→ Data provided:

....................

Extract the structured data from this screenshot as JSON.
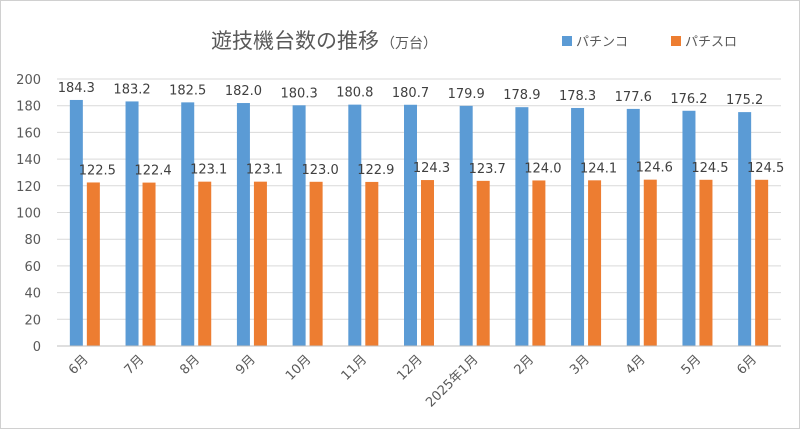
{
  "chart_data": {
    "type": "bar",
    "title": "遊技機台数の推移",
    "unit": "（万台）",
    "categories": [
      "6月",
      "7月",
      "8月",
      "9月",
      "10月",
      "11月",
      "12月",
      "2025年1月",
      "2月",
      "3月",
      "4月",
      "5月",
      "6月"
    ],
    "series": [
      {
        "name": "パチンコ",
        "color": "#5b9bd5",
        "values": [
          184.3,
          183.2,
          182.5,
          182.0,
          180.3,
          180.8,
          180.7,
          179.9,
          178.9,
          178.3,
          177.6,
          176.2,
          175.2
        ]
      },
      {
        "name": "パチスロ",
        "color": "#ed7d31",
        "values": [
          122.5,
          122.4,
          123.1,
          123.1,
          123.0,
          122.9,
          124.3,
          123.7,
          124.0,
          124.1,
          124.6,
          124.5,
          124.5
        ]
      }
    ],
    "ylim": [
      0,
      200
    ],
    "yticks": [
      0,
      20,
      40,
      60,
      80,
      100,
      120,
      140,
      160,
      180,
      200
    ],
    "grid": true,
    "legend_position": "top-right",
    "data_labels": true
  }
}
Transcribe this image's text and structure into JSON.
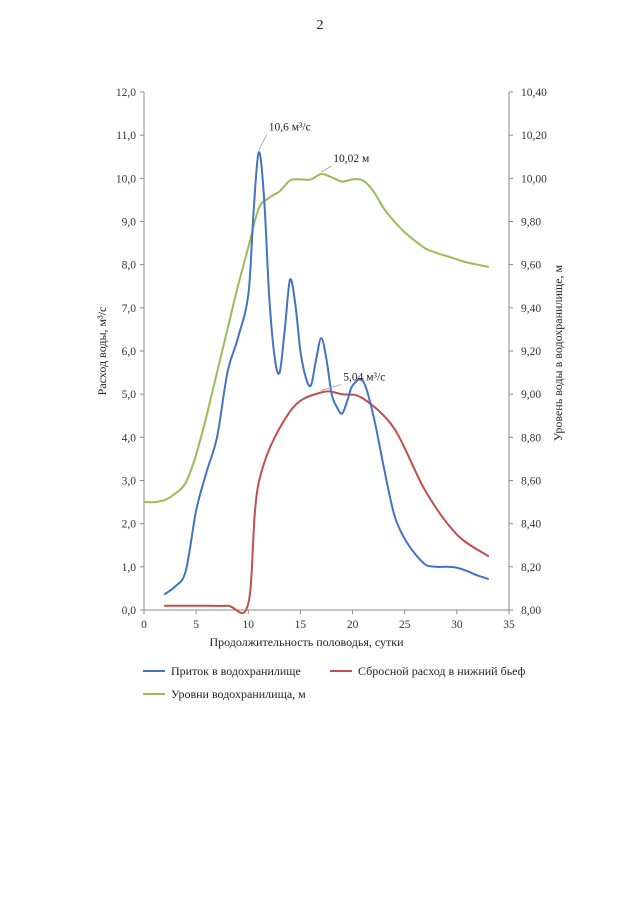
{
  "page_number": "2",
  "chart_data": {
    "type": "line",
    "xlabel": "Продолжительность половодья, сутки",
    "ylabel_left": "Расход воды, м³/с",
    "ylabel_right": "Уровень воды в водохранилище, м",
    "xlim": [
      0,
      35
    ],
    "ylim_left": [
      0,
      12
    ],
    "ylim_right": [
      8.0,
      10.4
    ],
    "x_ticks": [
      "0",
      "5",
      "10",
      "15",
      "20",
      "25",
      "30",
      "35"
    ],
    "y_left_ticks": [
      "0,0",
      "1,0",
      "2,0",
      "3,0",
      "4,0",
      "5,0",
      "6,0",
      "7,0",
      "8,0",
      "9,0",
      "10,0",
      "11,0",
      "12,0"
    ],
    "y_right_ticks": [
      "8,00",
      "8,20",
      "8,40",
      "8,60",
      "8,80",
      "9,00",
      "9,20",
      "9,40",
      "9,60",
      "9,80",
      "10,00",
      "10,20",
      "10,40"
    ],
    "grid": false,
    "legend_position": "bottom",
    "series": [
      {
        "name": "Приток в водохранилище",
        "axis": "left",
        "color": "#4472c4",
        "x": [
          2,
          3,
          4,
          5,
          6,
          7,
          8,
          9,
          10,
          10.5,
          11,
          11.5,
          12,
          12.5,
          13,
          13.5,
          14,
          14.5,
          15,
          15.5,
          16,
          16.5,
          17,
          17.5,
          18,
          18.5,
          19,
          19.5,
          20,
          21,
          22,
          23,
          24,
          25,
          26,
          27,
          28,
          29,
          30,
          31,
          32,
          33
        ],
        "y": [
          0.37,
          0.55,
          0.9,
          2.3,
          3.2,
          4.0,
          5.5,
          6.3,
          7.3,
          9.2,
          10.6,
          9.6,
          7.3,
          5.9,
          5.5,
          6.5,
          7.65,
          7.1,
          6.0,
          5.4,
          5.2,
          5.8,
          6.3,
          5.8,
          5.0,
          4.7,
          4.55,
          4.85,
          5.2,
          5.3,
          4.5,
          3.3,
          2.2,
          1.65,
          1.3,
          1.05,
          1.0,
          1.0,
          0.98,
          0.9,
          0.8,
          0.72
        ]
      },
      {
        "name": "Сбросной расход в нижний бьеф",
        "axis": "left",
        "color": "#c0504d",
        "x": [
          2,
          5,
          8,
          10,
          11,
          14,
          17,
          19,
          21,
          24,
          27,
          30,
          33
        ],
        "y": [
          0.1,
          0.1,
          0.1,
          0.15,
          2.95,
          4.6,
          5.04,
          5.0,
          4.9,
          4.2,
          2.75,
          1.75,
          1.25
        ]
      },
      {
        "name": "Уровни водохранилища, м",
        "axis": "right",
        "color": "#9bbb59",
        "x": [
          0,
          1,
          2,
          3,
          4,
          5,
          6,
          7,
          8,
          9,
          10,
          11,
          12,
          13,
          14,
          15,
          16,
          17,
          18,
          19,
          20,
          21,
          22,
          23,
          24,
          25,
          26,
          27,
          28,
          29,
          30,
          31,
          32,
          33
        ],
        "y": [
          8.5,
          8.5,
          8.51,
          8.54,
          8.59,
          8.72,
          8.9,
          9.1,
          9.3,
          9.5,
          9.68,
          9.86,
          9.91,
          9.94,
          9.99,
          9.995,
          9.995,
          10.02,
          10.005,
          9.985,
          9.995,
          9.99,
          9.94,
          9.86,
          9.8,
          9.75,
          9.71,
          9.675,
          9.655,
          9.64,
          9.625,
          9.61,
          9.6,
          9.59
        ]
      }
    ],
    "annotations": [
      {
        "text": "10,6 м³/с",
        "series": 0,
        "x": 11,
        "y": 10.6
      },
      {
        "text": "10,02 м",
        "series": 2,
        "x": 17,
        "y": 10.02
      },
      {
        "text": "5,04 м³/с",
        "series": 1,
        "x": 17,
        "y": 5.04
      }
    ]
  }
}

....................

Leave out the pictures and give the rest of the records again exactly.

Extract the structured data from this screenshot as JSON.
{
  "chart_data": {
    "type": "bar",
    "title": "遊技機台数の推移",
    "unit": "（万台）",
    "categories": [
      "6月",
      "7月",
      "8月",
      "9月",
      "10月",
      "11月",
      "12月",
      "2025年1月",
      "2月",
      "3月",
      "4月",
      "5月",
      "6月"
    ],
    "series": [
      {
        "name": "パチンコ",
        "color": "#5b9bd5",
        "values": [
          184.3,
          183.2,
          182.5,
          182.0,
          180.3,
          180.8,
          180.7,
          179.9,
          178.9,
          178.3,
          177.6,
          176.2,
          175.2
        ]
      },
      {
        "name": "パチスロ",
        "color": "#ed7d31",
        "values": [
          122.5,
          122.4,
          123.1,
          123.1,
          123.0,
          122.9,
          124.3,
          123.7,
          124.0,
          124.1,
          124.6,
          124.5,
          124.5
        ]
      }
    ],
    "ylim": [
      0,
      200
    ],
    "yticks": [
      0,
      20,
      40,
      60,
      80,
      100,
      120,
      140,
      160,
      180,
      200
    ],
    "grid": true,
    "legend_position": "top-right",
    "data_labels": true
  }
}
Transcribe this image's text and structure into JSON.
{
  "page_number": "2",
  "chart_data": {
    "type": "line",
    "xlabel": "Продолжительность половодья, сутки",
    "ylabel_left": "Расход воды, м³/с",
    "ylabel_right": "Уровень воды в водохранилище, м",
    "xlim": [
      0,
      35
    ],
    "ylim_left": [
      0,
      12
    ],
    "ylim_right": [
      8.0,
      10.4
    ],
    "x_ticks": [
      "0",
      "5",
      "10",
      "15",
      "20",
      "25",
      "30",
      "35"
    ],
    "y_left_ticks": [
      "0,0",
      "1,0",
      "2,0",
      "3,0",
      "4,0",
      "5,0",
      "6,0",
      "7,0",
      "8,0",
      "9,0",
      "10,0",
      "11,0",
      "12,0"
    ],
    "y_right_ticks": [
      "8,00",
      "8,20",
      "8,40",
      "8,60",
      "8,80",
      "9,00",
      "9,20",
      "9,40",
      "9,60",
      "9,80",
      "10,00",
      "10,20",
      "10,40"
    ],
    "grid": false,
    "legend_position": "bottom",
    "series": [
      {
        "name": "Приток в водохранилище",
        "axis": "left",
        "color": "#4472c4",
        "x": [
          2,
          3,
          4,
          5,
          6,
          7,
          8,
          9,
          10,
          10.5,
          11,
          11.5,
          12,
          12.5,
          13,
          13.5,
          14,
          14.5,
          15,
          15.5,
          16,
          16.5,
          17,
          17.5,
          18,
          18.5,
          19,
          19.5,
          20,
          21,
          22,
          23,
          24,
          25,
          26,
          27,
          28,
          29,
          30,
          31,
          32,
          33
        ],
        "y": [
          0.37,
          0.55,
          0.9,
          2.3,
          3.2,
          4.0,
          5.5,
          6.3,
          7.3,
          9.2,
          10.6,
          9.6,
          7.3,
          5.9,
          5.5,
          6.5,
          7.65,
          7.1,
          6.0,
          5.4,
          5.2,
          5.8,
          6.3,
          5.8,
          5.0,
          4.7,
          4.55,
          4.85,
          5.2,
          5.3,
          4.5,
          3.3,
          2.2,
          1.65,
          1.3,
          1.05,
          1.0,
          1.0,
          0.98,
          0.9,
          0.8,
          0.72
        ]
      },
      {
        "name": "Сбросной расход в нижний бьеф",
        "axis": "left",
        "color": "#c0504d",
        "x": [
          2,
          5,
          8,
          10,
          11,
          14,
          17,
          19,
          21,
          24,
          27,
          30,
          33
        ],
        "y": [
          0.1,
          0.1,
          0.1,
          0.15,
          2.95,
          4.6,
          5.04,
          5.0,
          4.9,
          4.2,
          2.75,
          1.75,
          1.25
        ]
      },
      {
        "name": "Уровни водохранилища, м",
        "axis": "right",
        "color": "#9bbb59",
        "x": [
          0,
          1,
          2,
          3,
          4,
          5,
          6,
          7,
          8,
          9,
          10,
          11,
          12,
          13,
          14,
          15,
          16,
          17,
          18,
          19,
          20,
          21,
          22,
          23,
          24,
          25,
          26,
          27,
          28,
          29,
          30,
          31,
          32,
          33
        ],
        "y": [
          8.5,
          8.5,
          8.51,
          8.54,
          8.59,
          8.72,
          8.9,
          9.1,
          9.3,
          9.5,
          9.68,
          9.86,
          9.91,
          9.94,
          9.99,
          9.995,
          9.995,
          10.02,
          10.005,
          9.985,
          9.995,
          9.99,
          9.94,
          9.86,
          9.8,
          9.75,
          9.71,
          9.675,
          9.655,
          9.64,
          9.625,
          9.61,
          9.6,
          9.59
        ]
      }
    ],
    "annotations": [
      {
        "text": "10,6 м³/с",
        "series": 0,
        "x": 11,
        "y": 10.6
      },
      {
        "text": "10,02 м",
        "series": 2,
        "x": 17,
        "y": 10.02
      },
      {
        "text": "5,04 м³/с",
        "series": 1,
        "x": 17,
        "y": 5.04
      }
    ]
  }
}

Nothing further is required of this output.